[Records from a collection of figures]
^^^^^^^^
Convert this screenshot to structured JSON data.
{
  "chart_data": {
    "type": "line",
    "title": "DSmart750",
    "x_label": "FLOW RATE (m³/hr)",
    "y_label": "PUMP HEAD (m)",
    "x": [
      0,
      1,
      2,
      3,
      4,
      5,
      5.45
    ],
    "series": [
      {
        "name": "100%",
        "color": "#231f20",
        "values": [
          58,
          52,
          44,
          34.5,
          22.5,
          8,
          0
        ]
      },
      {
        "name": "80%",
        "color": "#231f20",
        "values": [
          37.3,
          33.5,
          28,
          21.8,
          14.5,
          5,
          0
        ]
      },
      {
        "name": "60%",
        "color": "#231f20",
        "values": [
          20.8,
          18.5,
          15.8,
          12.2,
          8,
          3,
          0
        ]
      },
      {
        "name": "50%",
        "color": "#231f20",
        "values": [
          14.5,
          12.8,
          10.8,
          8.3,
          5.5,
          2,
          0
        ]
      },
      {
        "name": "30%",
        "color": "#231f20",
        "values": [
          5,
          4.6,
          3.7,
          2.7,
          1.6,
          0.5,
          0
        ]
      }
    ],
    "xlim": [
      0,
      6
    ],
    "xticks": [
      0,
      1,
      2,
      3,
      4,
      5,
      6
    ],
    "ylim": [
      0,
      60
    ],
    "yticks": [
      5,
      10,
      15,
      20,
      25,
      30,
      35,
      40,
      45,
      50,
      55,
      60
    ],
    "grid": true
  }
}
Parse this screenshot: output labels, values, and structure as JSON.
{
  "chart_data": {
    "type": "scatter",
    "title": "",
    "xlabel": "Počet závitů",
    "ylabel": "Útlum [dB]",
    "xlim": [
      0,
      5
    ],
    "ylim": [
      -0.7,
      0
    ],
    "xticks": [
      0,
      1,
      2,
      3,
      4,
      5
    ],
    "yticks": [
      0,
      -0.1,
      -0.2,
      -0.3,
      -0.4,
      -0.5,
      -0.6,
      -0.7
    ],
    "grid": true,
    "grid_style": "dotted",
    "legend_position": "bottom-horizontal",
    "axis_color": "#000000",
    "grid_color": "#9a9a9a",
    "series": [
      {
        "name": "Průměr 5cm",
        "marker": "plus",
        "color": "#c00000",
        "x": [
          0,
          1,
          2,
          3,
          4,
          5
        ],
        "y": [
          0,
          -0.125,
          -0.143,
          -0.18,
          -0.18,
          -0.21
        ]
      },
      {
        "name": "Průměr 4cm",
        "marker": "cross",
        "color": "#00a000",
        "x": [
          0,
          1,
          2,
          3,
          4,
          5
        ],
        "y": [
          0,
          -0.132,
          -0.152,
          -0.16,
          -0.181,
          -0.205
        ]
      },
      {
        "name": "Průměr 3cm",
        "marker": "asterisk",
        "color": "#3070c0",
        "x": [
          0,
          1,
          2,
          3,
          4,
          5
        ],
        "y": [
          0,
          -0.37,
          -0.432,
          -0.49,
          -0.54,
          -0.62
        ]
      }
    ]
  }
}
^^^^^^^^
→ **What is required**: Write out every entry again, keeping each line exactly the same.

→ **The result**:
Convert this screenshot to structured JSON data.
{
  "chart_data": {
    "type": "line",
    "title": "DSmart750",
    "x_label": "FLOW RATE (m³/hr)",
    "y_label": "PUMP HEAD (m)",
    "x": [
      0,
      1,
      2,
      3,
      4,
      5,
      5.45
    ],
    "series": [
      {
        "name": "100%",
        "color": "#231f20",
        "values": [
          58,
          52,
          44,
          34.5,
          22.5,
          8,
          0
        ]
      },
      {
        "name": "80%",
        "color": "#231f20",
        "values": [
          37.3,
          33.5,
          28,
          21.8,
          14.5,
          5,
          0
        ]
      },
      {
        "name": "60%",
        "color": "#231f20",
        "values": [
          20.8,
          18.5,
          15.8,
          12.2,
          8,
          3,
          0
        ]
      },
      {
        "name": "50%",
        "color": "#231f20",
        "values": [
          14.5,
          12.8,
          10.8,
          8.3,
          5.5,
          2,
          0
        ]
      },
      {
        "name": "30%",
        "color": "#231f20",
        "values": [
          5,
          4.6,
          3.7,
          2.7,
          1.6,
          0.5,
          0
        ]
      }
    ],
    "xlim": [
      0,
      6
    ],
    "xticks": [
      0,
      1,
      2,
      3,
      4,
      5,
      6
    ],
    "ylim": [
      0,
      60
    ],
    "yticks": [
      5,
      10,
      15,
      20,
      25,
      30,
      35,
      40,
      45,
      50,
      55,
      60
    ],
    "grid": true
  }
}
Parse this screenshot: output labels, values, and structure as JSON.
{
  "chart_data": {
    "type": "scatter",
    "title": "",
    "xlabel": "Počet závitů",
    "ylabel": "Útlum [dB]",
    "xlim": [
      0,
      5
    ],
    "ylim": [
      -0.7,
      0
    ],
    "xticks": [
      0,
      1,
      2,
      3,
      4,
      5
    ],
    "yticks": [
      0,
      -0.1,
      -0.2,
      -0.3,
      -0.4,
      -0.5,
      -0.6,
      -0.7
    ],
    "grid": true,
    "grid_style": "dotted",
    "legend_position": "bottom-horizontal",
    "axis_color": "#000000",
    "grid_color": "#9a9a9a",
    "series": [
      {
        "name": "Průměr 5cm",
        "marker": "plus",
        "color": "#c00000",
        "x": [
          0,
          1,
          2,
          3,
          4,
          5
        ],
        "y": [
          0,
          -0.125,
          -0.143,
          -0.18,
          -0.18,
          -0.21
        ]
      },
      {
        "name": "Průměr 4cm",
        "marker": "cross",
        "color": "#00a000",
        "x": [
          0,
          1,
          2,
          3,
          4,
          5
        ],
        "y": [
          0,
          -0.132,
          -0.152,
          -0.16,
          -0.181,
          -0.205
        ]
      },
      {
        "name": "Průměr 3cm",
        "marker": "asterisk",
        "color": "#3070c0",
        "x": [
          0,
          1,
          2,
          3,
          4,
          5
        ],
        "y": [
          0,
          -0.37,
          -0.432,
          -0.49,
          -0.54,
          -0.62
        ]
      }
    ]
  }
}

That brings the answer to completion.